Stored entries
-- Begin --

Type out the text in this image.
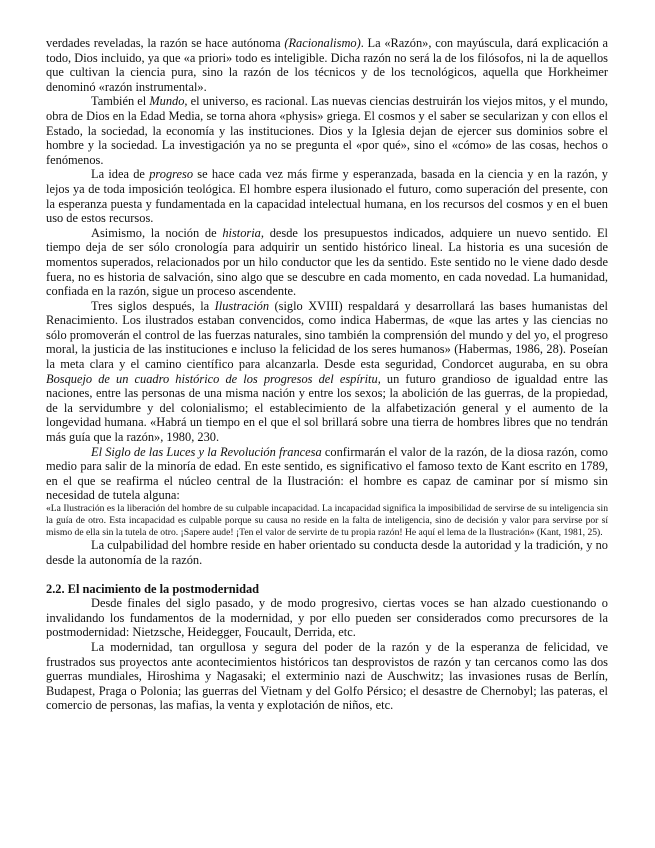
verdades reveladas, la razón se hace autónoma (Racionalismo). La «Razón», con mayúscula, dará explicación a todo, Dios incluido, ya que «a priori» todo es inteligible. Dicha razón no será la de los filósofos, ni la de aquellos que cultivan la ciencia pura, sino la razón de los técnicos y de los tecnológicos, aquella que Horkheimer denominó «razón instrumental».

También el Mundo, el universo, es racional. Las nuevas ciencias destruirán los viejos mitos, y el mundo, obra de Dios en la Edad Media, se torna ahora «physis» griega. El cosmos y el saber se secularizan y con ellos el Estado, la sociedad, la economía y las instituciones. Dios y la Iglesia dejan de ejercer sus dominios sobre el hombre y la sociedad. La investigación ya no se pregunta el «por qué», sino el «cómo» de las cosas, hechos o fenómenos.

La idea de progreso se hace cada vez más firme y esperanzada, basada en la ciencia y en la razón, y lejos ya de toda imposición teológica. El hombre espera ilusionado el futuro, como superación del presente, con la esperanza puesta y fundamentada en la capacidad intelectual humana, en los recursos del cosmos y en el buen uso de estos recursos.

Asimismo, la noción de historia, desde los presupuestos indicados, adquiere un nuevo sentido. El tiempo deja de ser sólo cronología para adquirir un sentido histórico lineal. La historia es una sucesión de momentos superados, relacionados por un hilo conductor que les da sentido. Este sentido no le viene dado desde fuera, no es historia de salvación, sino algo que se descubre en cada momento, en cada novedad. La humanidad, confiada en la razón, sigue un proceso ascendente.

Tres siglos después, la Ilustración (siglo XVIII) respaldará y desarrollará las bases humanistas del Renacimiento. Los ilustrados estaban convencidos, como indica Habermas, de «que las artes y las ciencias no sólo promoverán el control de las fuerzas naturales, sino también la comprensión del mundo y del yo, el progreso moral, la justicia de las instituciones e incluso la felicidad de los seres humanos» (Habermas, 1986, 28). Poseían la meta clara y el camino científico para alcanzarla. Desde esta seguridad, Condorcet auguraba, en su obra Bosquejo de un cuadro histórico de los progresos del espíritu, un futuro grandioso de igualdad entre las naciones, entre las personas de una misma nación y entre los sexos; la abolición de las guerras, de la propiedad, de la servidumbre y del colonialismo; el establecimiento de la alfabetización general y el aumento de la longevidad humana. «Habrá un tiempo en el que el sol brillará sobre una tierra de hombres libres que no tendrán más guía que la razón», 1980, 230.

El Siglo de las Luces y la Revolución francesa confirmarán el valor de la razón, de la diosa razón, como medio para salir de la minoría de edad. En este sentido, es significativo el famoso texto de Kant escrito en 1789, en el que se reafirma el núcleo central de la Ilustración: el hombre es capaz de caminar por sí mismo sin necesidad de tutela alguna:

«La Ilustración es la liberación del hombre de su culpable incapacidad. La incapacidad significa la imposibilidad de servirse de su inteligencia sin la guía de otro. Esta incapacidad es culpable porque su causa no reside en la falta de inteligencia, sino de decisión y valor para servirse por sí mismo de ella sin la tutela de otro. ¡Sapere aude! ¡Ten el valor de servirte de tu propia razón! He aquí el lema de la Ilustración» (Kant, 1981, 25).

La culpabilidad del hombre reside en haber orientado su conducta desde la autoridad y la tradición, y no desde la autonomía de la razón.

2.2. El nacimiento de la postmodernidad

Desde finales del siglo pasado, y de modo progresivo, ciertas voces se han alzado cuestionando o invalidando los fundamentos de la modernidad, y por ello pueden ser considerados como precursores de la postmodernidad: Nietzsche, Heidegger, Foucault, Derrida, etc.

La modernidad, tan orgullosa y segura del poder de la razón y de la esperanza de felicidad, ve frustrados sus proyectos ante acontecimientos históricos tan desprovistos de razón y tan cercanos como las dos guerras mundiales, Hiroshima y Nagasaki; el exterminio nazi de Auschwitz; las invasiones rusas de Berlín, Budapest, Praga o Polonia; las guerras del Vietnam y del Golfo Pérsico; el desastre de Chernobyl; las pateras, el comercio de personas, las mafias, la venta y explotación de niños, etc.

-- End --
-- Begin --

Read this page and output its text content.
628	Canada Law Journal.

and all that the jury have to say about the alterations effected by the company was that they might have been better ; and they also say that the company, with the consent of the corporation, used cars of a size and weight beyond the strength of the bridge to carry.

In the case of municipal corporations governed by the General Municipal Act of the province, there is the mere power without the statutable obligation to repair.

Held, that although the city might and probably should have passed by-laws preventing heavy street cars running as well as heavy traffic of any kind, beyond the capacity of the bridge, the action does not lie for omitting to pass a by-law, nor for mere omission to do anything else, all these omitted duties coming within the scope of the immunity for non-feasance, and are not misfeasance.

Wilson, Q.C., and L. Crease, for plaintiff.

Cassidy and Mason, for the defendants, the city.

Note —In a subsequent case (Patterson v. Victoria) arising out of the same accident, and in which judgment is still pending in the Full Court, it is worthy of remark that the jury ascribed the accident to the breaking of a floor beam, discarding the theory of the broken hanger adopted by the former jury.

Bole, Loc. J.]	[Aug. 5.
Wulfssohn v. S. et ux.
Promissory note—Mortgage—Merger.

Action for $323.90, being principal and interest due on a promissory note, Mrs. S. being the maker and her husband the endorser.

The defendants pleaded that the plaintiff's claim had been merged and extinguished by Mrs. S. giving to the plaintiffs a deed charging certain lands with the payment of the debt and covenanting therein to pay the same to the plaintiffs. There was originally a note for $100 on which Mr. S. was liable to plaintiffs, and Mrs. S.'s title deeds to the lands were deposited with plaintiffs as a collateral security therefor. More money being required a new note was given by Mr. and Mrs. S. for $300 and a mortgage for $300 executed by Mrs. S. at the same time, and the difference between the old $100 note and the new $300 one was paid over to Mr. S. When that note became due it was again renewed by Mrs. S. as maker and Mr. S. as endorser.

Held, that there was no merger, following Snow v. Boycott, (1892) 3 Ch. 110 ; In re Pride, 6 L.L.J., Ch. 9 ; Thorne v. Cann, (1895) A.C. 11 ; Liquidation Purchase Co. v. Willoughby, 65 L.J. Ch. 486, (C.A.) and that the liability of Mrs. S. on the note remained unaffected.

-- End --

**TASK PROMPT**
Write out every line of the data that holds the word "mere".

**EXERCISE SOLUTION**
In the case of municipal corporations governed by the General Municipal Act of the province, there is the mere power without the statutable obligation to repair.
Held, that although the city might and probably should have passed by-laws preventing heavy street cars running as well as heavy traffic of any kind, beyond the capacity of the bridge, the action does not lie for omitting to pass a by-law, nor for mere omission to do anything else, all these omitted duties coming within the scope of the immunity for non-feasance, and are not misfeasance.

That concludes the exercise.